Given instruction> Find every line in the records that holds the string "并在有效期内". Copy each one.

Given records>

- - -

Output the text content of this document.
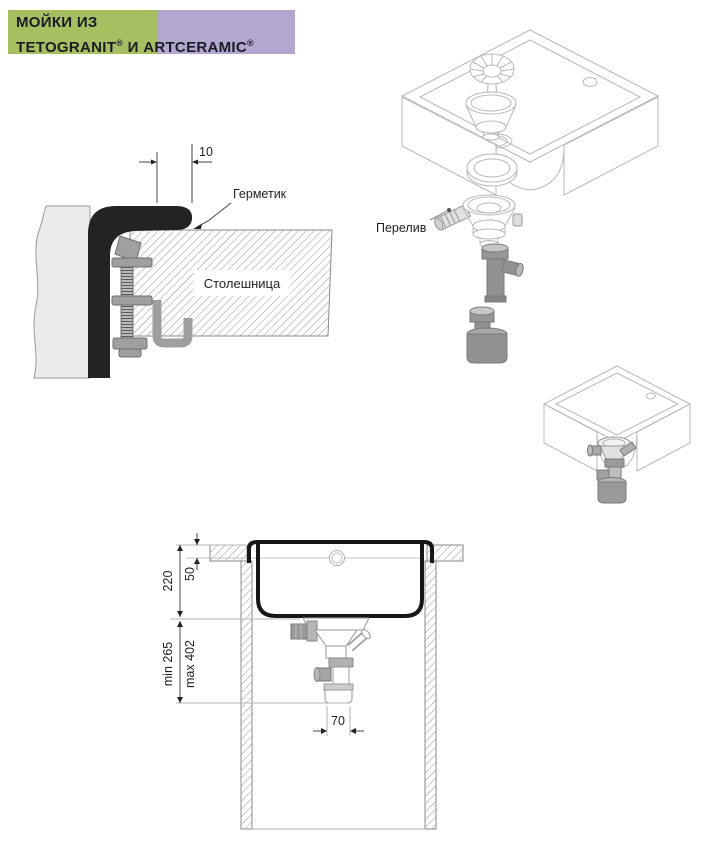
МОЙКИ ИЗ
TETOGRANIT® И ARTCERAMIC®
Столешница
10
Герметик
Перелив
220 50
min 265 max 402
70
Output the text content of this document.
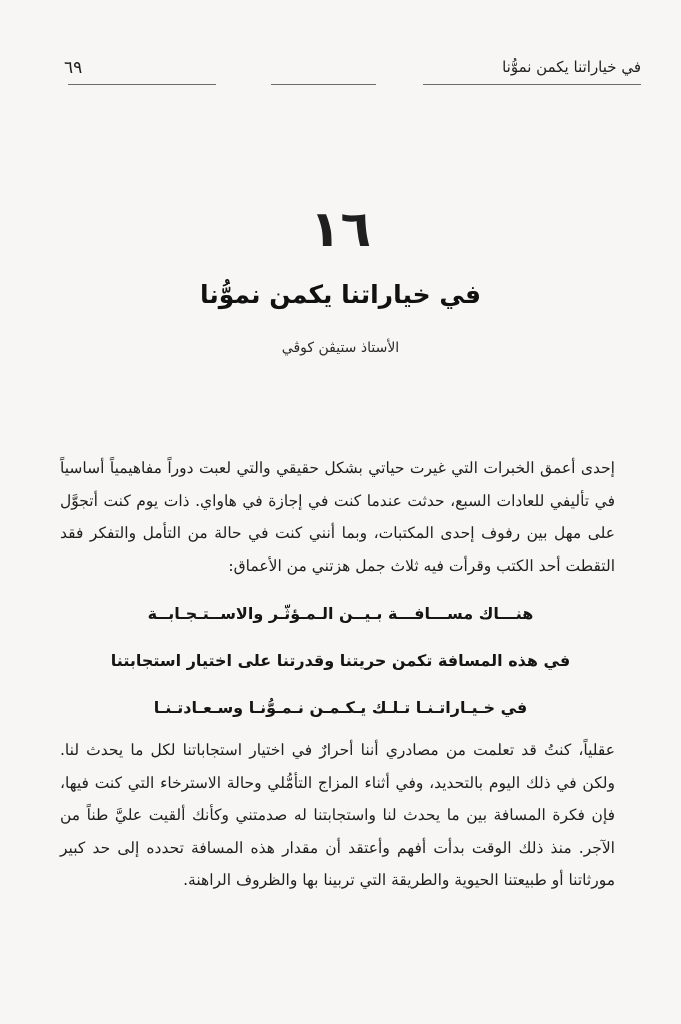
في خياراتنا يكمن نموُّنا
٦٩
١٦
في خياراتنا يكمن نموُّنا
الأستاذ ستيڤن كوڤي

إحدى أعمق الخبرات التي غيرت حياتي بشكل حقيقي والتي لعبت دوراً مفاهيمياً أساسياً في تأليفي للعادات السبع، حدثت عندما كنت في إجازة في هاواي. ذات يوم كنت أتجوَّل على مهل بين رفوف إحدى المكتبات، وبما أنني كنت في حالة من التأمل والتفكر فقد التقطت أحد الكتب وقرأت فيه ثلاث جمل هزتني من الأعماق:

هنـــاك مســـافـــة بـيــن الـمـؤثّـر والاســتـجـابــة
في هذه المسافة تكمن حريتنا وقدرتنا على اختيار استجابتنا
في خـيـاراتـنـا تـلـك يـكـمـن نـمـوُّنـا وسـعـادتـنـا

عقلياً، كنتُ قد تعلمت من مصادري أننا أحرارٌ في اختيار استجاباتنا لكل ما يحدث لنا. ولكن في ذلك اليوم بالتحديد، وفي أثناء المزاج التأمُّلي وحالة الاسترخاء التي كنت فيها، فإن فكرة المسافة بين ما يحدث لنا واستجابتنا له صدمتني وكأنك ألقيت عليَّ طناً من الآجر. منذ ذلك الوقت بدأت أفهم وأعتقد أن مقدار هذه المسافة تحدده إلى حد كبير مورثاتنا أو طبيعتنا الحيوية والطريقة التي تربينا بها والظروف الراهنة.
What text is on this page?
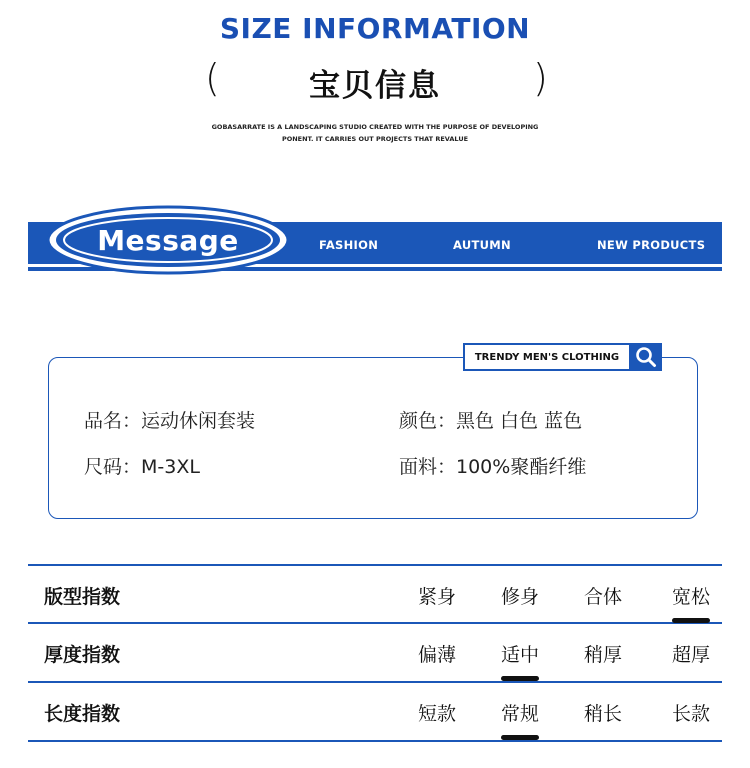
SIZE INFORMATION
(	宝贝信息	)
GOBASARRATE IS A LANDSCAPING STUDIO CREATED WITH THE PURPOSE OF DEVELOPING
PONENT. IT CARRIES OUT PROJECTS THAT REVALUE
Message	FASHION	AUTUMN	NEW PRODUCTS
TRENDY MEN'S CLOTHING
品名：运动休闲套装	颜色：黑色 白色 蓝色
尺码：M-3XL	面料：100%聚酯纤维
版型指数	紧身	修身	合体	宽松
厚度指数	偏薄	适中	稍厚	超厚
长度指数	短款	常规	稍长	长款
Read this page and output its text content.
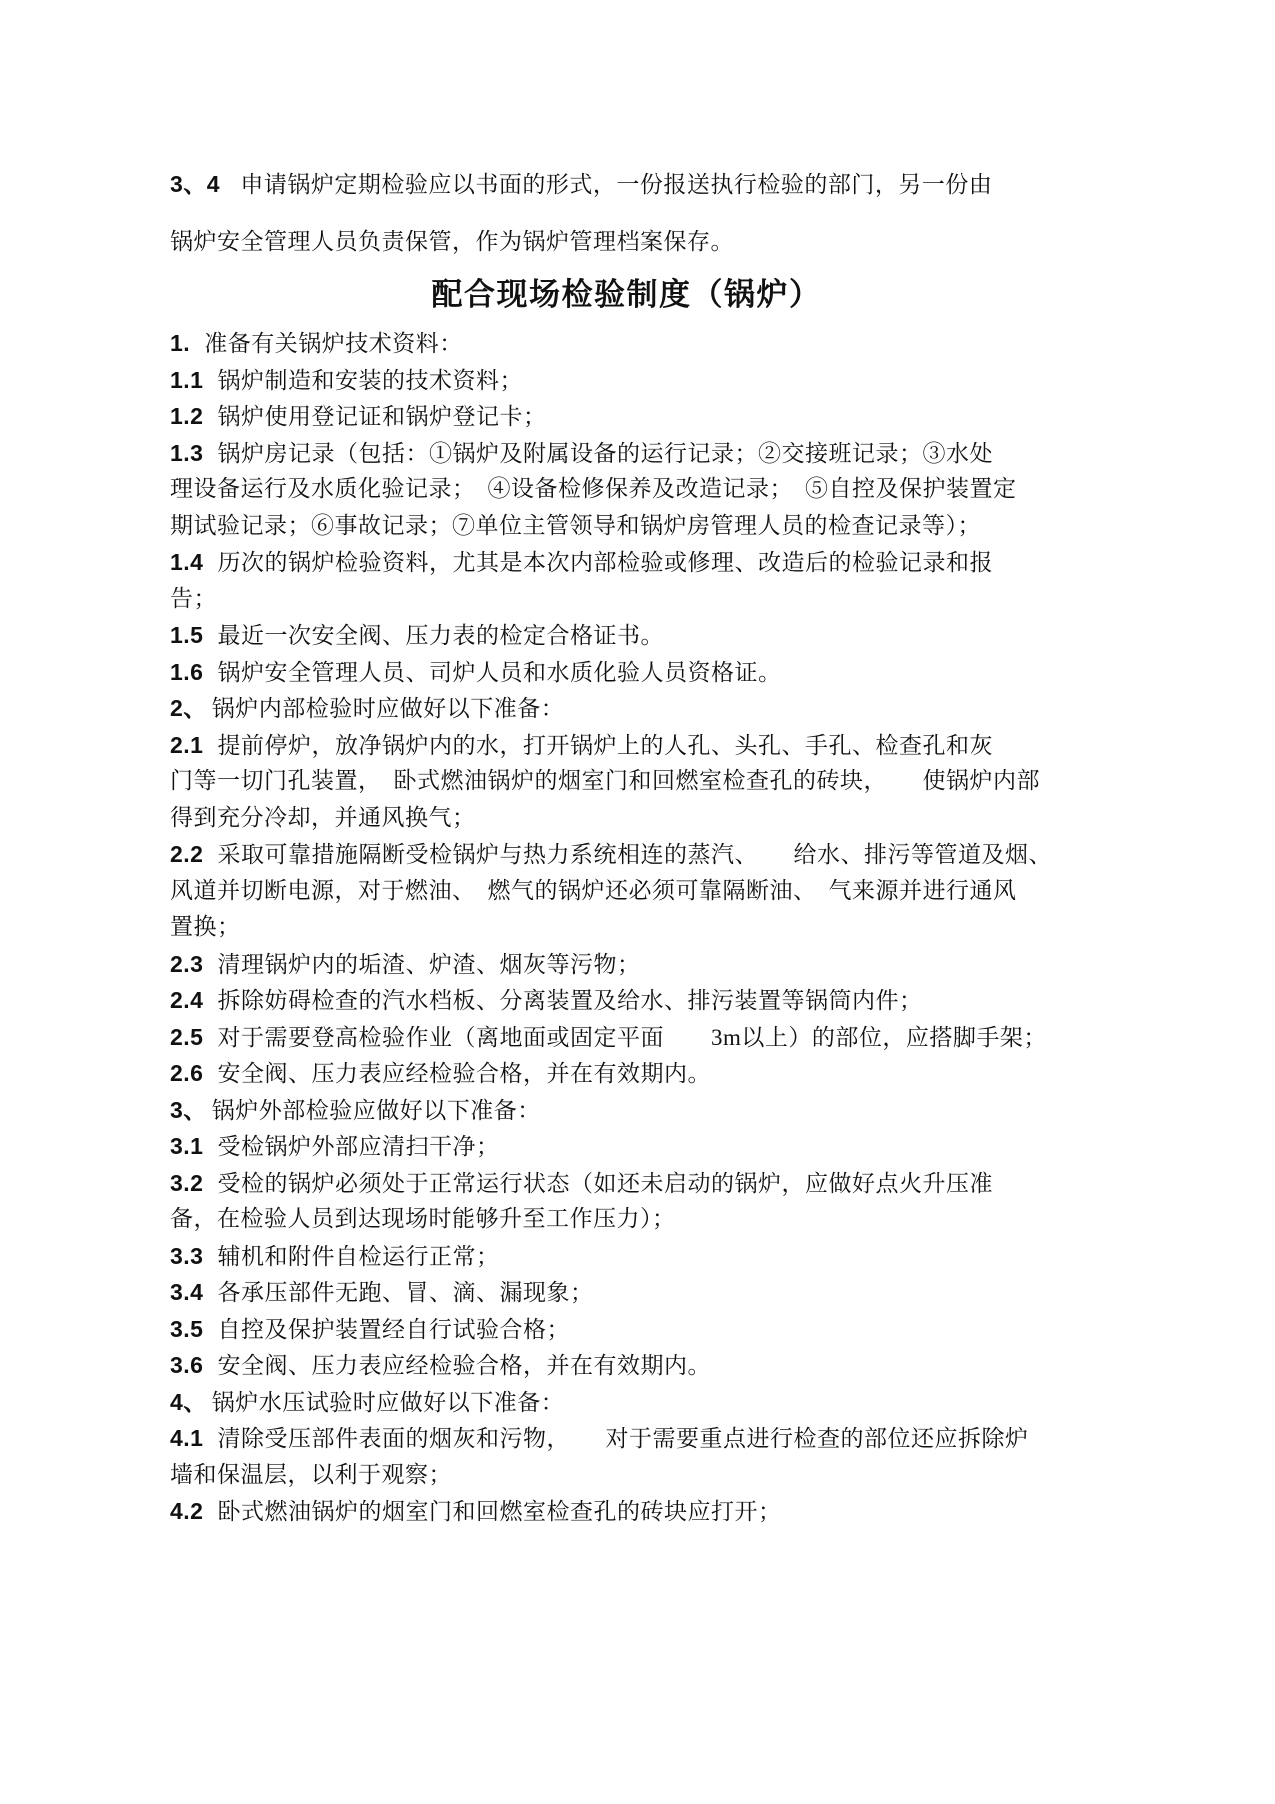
3、4 申请锅炉定期检验应以书面的形式，一份报送执行检验的部门，另一份由
锅炉安全管理人员负责保管，作为锅炉管理档案保存。
配合现场检验制度（锅炉）
1. 准备有关锅炉技术资料：
1.1 锅炉制造和安装的技术资料；
1.2 锅炉使用登记证和锅炉登记卡；
1.3 锅炉房记录（包括：①锅炉及附属设备的运行记录；②交接班记录；③水处
理设备运行及水质化验记录；　④设备检修保养及改造记录；　⑤自控及保护装置定
期试验记录；⑥事故记录；⑦单位主管领导和锅炉房管理人员的检查记录等）；
1.4 历次的锅炉检验资料，尤其是本次内部检验或修理、改造后的检验记录和报
告；
1.5 最近一次安全阀、压力表的检定合格证书。
1.6 锅炉安全管理人员、司炉人员和水质化验人员资格证。
2、 锅炉内部检验时应做好以下准备：
2.1 提前停炉，放净锅炉内的水，打开锅炉上的人孔、头孔、手孔、检查孔和灰
门等一切门孔装置，　卧式燃油锅炉的烟室门和回燃室检查孔的砖块，　　使锅炉内部
得到充分冷却，并通风换气；
2.2 采取可靠措施隔断受检锅炉与热力系统相连的蒸汽、　　给水、排污等管道及烟、
风道并切断电源，对于燃油、　燃气的锅炉还必须可靠隔断油、　气来源并进行通风
置换；
2.3 清理锅炉内的垢渣、炉渣、烟灰等污物；
2.4 拆除妨碍检查的汽水档板、分离装置及给水、排污装置等锅筒内件；
2.5 对于需要登高检验作业（离地面或固定平面　　3m以上）的部位，应搭脚手架；
2.6 安全阀、压力表应经检验合格，并在有效期内。
3、 锅炉外部检验应做好以下准备：
3.1 受检锅炉外部应清扫干净；
3.2 受检的锅炉必须处于正常运行状态（如还未启动的锅炉，应做好点火升压准
备，在检验人员到达现场时能够升至工作压力）；
3.3 辅机和附件自检运行正常；
3.4 各承压部件无跑、冒、滴、漏现象；
3.5 自控及保护装置经自行试验合格；
3.6 安全阀、压力表应经检验合格，并在有效期内。
4、 锅炉水压试验时应做好以下准备：
4.1 清除受压部件表面的烟灰和污物，　　对于需要重点进行检查的部位还应拆除炉
墙和保温层，以利于观察；
4.2 卧式燃油锅炉的烟室门和回燃室检查孔的砖块应打开；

- - -

Expected output>
2.6 安全阀、压力表应经检验合格，并在有效期内。
3.6 安全阀、压力表应经检验合格，并在有效期内。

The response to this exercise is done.